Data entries
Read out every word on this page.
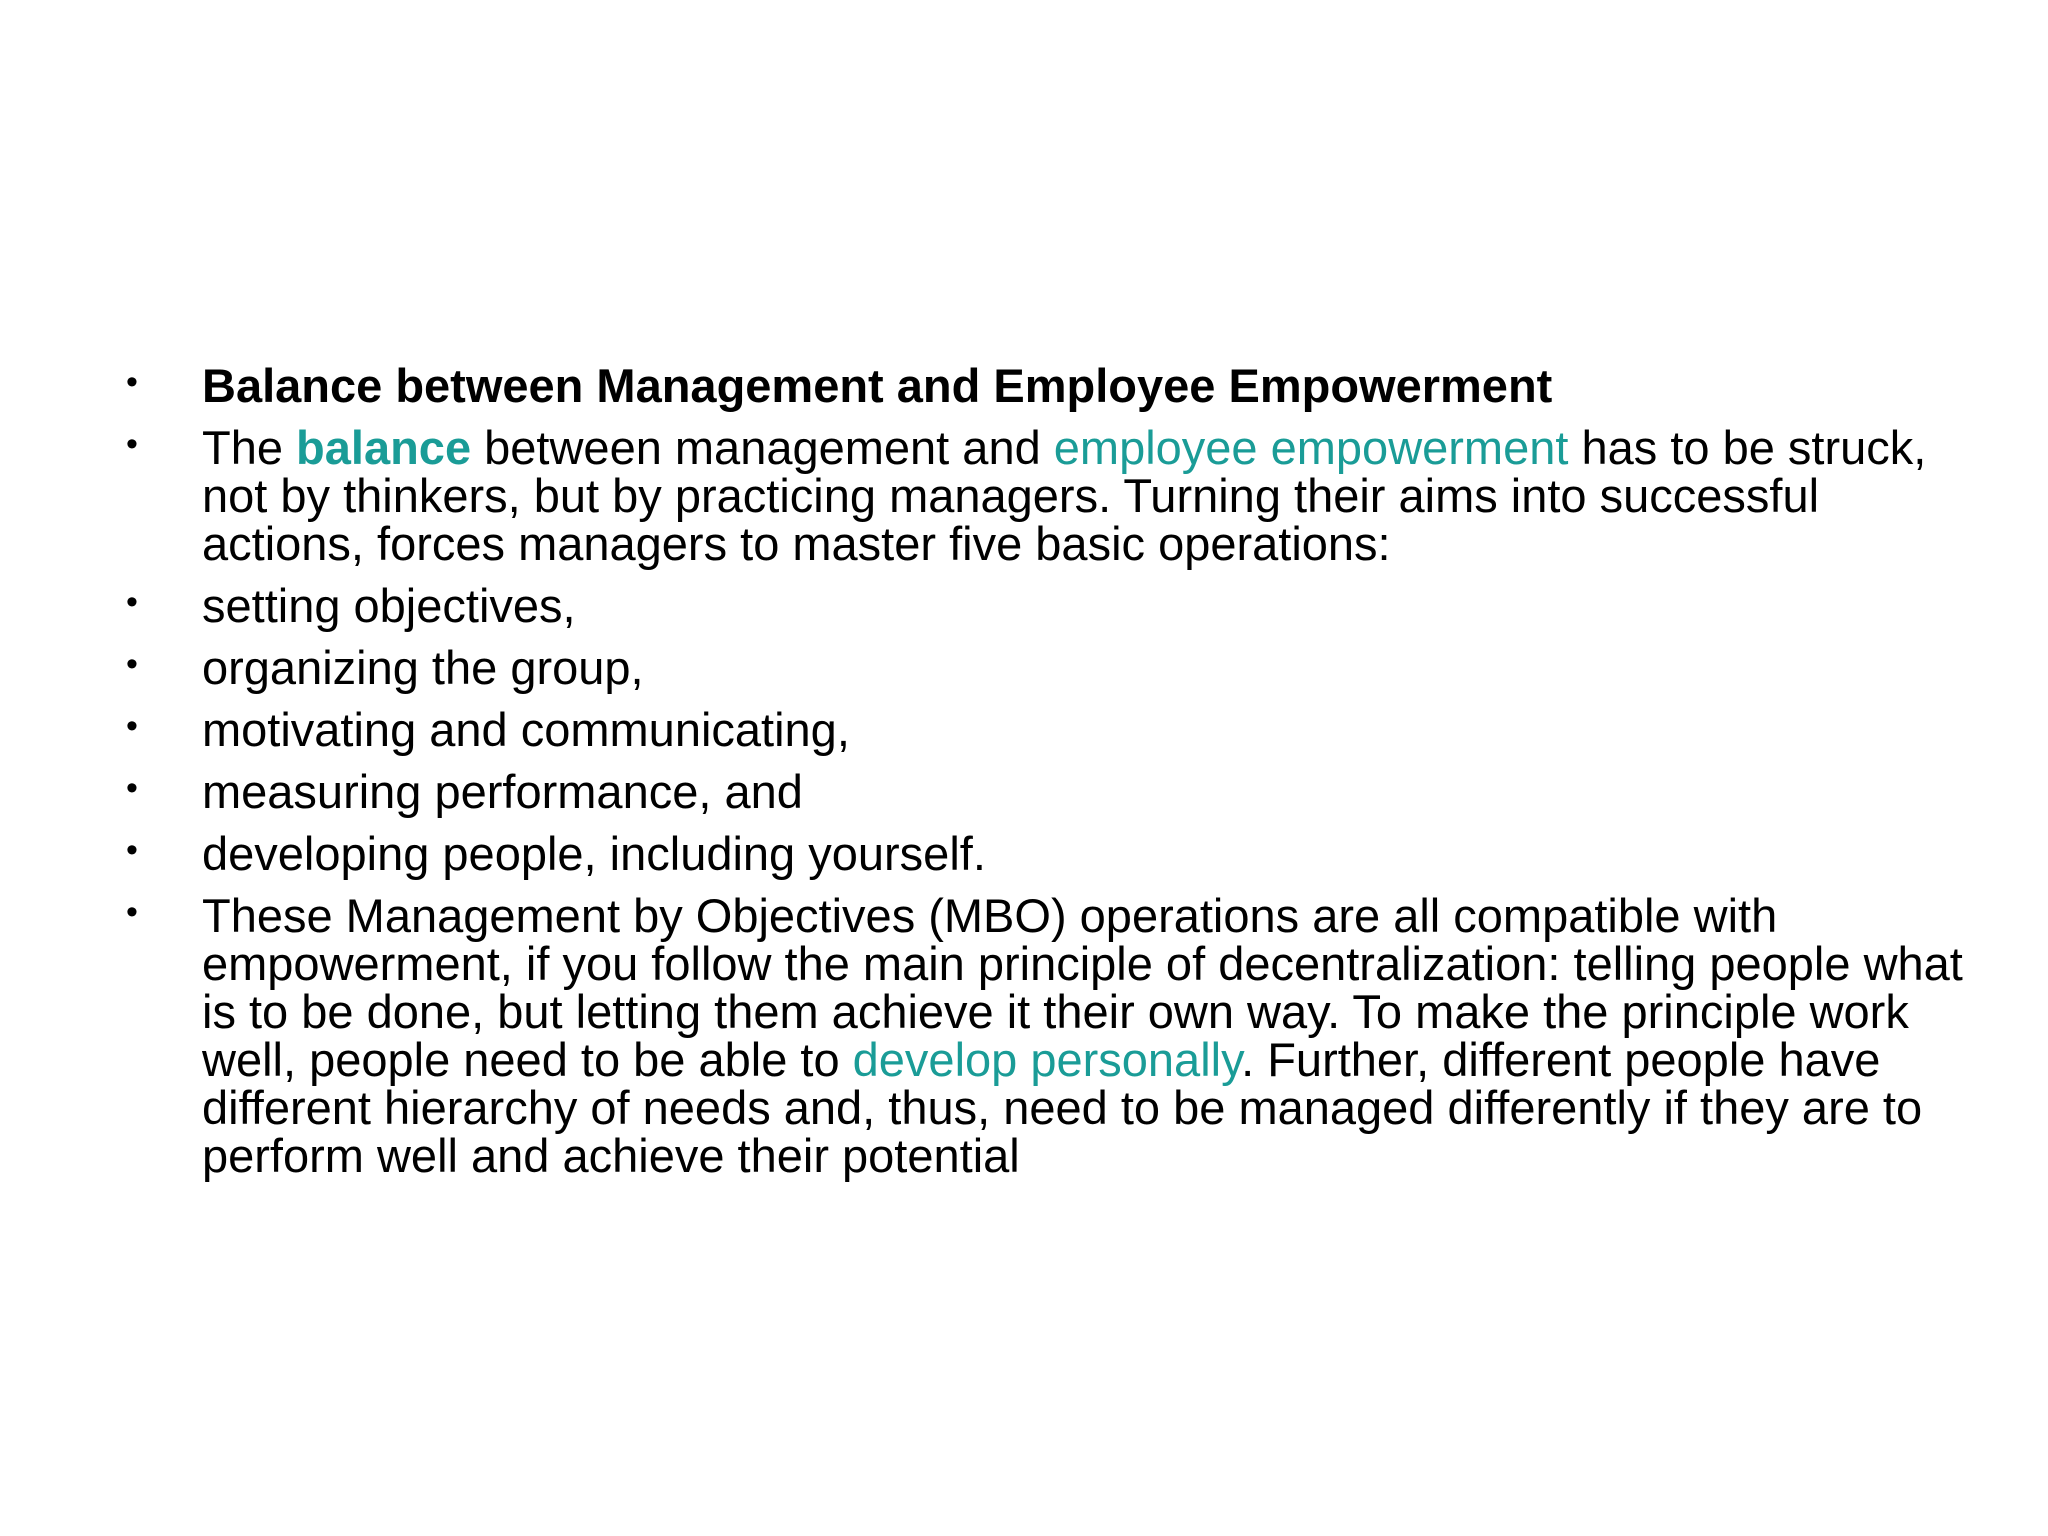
• Balance between Management and Employee Empowerment
• The balance between management and employee empowerment has to be struck, not by thinkers, but by practicing managers. Turning their aims into successful actions, forces managers to master five basic operations:
• setting objectives,
• organizing the group,
• motivating and communicating,
• measuring performance, and
• developing people, including yourself.
• These Management by Objectives (MBO) operations are all compatible with empowerment, if you follow the main principle of decentralization: telling people what is to be done, but letting them achieve it their own way. To make the principle work well, people need to be able to develop personally. Further, different people have different hierarchy of needs and, thus, need to be managed differently if they are to perform well and achieve their potential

## The task
List all lines holding the string "between".

## Solution
• Balance between Management and Employee Empowerment
• The balance between management and employee empowerment has to be struck, not by thinkers, but by practicing managers. Turning their aims into successful actions, forces managers to master five basic operations:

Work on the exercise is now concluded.